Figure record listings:
▶

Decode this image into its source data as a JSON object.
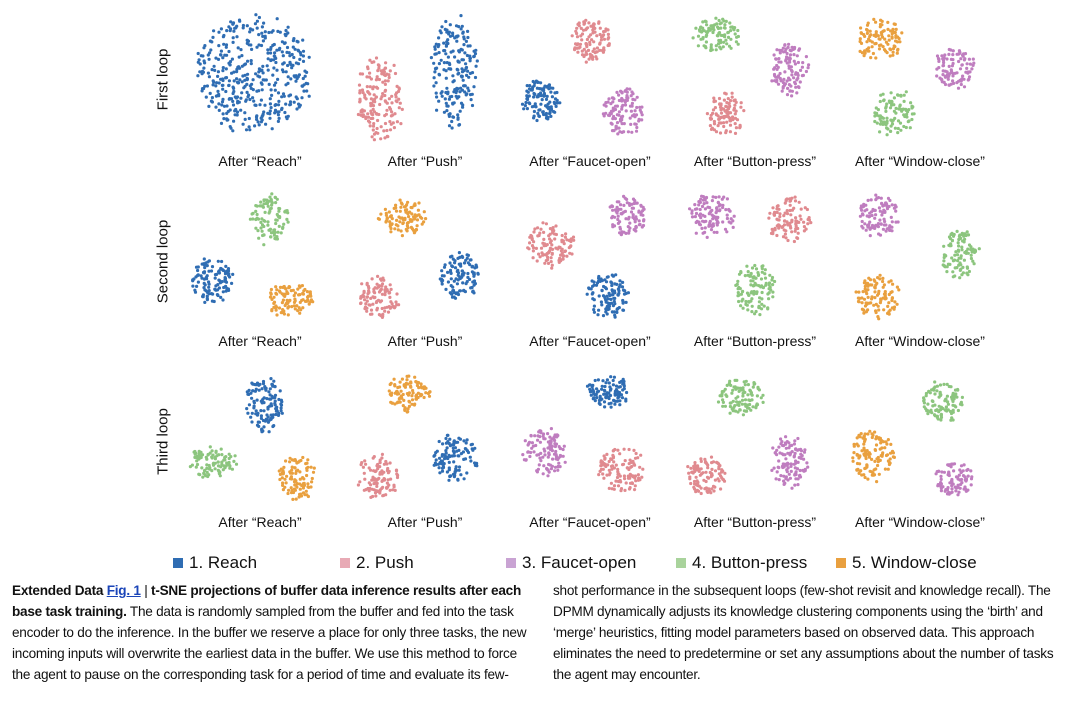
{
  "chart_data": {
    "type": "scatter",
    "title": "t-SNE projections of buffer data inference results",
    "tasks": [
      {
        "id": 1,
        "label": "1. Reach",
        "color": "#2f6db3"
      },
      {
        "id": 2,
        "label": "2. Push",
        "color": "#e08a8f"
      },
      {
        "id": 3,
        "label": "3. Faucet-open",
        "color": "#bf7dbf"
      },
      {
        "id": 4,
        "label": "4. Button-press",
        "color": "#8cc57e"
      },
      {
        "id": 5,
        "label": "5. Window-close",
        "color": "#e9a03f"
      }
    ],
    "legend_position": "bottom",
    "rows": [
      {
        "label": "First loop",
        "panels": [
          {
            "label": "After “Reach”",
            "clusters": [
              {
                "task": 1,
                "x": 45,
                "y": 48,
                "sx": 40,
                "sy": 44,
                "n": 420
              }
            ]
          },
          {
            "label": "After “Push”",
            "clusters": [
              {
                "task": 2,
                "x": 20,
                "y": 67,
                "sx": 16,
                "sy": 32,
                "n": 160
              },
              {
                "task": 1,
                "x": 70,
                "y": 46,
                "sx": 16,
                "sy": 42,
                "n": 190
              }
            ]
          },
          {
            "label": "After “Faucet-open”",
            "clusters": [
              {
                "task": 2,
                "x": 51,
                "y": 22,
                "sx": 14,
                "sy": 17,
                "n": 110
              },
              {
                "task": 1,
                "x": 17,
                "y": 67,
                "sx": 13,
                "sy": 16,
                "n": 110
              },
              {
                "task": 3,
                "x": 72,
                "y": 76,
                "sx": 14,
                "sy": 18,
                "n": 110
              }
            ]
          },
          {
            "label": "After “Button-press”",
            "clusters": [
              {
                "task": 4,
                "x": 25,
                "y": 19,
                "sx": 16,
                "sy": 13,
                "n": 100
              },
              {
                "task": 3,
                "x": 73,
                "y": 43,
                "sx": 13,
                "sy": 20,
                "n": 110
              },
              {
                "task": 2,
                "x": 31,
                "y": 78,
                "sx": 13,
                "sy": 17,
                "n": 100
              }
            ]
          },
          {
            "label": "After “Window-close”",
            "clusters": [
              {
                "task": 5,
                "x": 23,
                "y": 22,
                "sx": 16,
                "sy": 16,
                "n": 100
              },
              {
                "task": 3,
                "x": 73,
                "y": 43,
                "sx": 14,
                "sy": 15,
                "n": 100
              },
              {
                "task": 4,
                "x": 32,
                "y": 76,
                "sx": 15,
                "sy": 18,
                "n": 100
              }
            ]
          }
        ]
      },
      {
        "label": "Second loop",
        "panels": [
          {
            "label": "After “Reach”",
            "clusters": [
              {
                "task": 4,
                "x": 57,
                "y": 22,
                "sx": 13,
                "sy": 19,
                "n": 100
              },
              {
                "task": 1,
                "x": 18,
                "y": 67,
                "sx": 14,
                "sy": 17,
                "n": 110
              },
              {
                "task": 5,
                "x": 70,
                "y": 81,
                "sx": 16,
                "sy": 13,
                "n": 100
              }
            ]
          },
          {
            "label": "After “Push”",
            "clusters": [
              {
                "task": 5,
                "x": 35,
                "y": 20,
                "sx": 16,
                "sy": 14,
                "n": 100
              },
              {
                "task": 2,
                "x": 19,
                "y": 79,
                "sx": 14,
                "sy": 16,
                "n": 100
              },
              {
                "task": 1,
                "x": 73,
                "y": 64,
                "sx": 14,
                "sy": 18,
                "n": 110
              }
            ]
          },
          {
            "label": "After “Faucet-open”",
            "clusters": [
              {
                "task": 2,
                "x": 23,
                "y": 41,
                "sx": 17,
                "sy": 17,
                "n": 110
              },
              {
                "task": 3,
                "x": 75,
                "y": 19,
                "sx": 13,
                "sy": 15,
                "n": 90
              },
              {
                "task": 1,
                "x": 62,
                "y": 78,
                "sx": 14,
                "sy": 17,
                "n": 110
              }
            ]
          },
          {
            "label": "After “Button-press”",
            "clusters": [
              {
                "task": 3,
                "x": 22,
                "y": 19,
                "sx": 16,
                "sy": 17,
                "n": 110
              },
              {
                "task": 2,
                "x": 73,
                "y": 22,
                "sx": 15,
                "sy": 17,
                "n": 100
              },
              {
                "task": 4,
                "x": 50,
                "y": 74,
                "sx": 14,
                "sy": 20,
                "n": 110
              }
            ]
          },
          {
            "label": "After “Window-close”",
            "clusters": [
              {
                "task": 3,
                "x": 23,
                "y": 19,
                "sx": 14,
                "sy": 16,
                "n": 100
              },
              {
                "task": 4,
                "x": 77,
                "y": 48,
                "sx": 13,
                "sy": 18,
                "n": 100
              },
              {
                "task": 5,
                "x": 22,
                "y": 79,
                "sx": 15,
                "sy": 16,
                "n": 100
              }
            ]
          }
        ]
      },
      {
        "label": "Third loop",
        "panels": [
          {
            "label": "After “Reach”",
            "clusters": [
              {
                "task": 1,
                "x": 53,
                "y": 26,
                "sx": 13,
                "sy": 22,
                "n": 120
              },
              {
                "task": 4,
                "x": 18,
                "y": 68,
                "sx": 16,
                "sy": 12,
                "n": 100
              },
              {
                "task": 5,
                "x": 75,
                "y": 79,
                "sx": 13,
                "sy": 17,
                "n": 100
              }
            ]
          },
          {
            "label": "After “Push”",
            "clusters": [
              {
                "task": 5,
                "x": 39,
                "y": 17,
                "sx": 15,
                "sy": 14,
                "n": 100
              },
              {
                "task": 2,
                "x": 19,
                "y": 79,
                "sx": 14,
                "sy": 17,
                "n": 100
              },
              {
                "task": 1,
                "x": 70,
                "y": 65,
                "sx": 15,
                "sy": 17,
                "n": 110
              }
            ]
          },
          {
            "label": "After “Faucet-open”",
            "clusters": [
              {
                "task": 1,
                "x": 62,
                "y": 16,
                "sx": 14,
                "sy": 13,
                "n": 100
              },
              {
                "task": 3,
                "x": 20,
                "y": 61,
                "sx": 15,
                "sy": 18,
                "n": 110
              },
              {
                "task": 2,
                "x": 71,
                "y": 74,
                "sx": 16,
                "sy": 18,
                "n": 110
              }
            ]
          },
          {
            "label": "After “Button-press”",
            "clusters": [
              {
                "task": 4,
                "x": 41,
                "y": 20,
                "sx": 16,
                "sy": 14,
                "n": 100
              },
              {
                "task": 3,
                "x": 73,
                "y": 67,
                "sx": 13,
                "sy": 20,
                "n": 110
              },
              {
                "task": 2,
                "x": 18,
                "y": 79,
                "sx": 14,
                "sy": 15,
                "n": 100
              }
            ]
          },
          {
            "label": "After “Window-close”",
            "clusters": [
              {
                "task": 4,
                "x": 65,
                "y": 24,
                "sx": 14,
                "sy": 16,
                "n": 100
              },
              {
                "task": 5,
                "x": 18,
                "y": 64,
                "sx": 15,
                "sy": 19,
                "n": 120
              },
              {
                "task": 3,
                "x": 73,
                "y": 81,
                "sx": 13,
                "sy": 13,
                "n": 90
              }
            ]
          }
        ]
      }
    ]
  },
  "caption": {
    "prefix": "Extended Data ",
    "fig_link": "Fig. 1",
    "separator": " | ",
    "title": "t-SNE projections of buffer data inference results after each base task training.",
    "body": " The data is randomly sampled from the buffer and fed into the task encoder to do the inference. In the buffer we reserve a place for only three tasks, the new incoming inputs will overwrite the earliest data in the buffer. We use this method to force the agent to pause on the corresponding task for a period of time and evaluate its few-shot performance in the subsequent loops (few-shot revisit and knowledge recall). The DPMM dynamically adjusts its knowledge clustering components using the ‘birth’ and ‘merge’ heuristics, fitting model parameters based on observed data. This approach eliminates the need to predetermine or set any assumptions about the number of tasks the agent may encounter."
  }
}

◀

**Brief**. Go through the material line by line. Show each line that contains the string "title".

**Task response**.
    "title": "t-SNE projections of buffer data inference results",
    "title": "t-SNE projections of buffer data inference results after each base task training.",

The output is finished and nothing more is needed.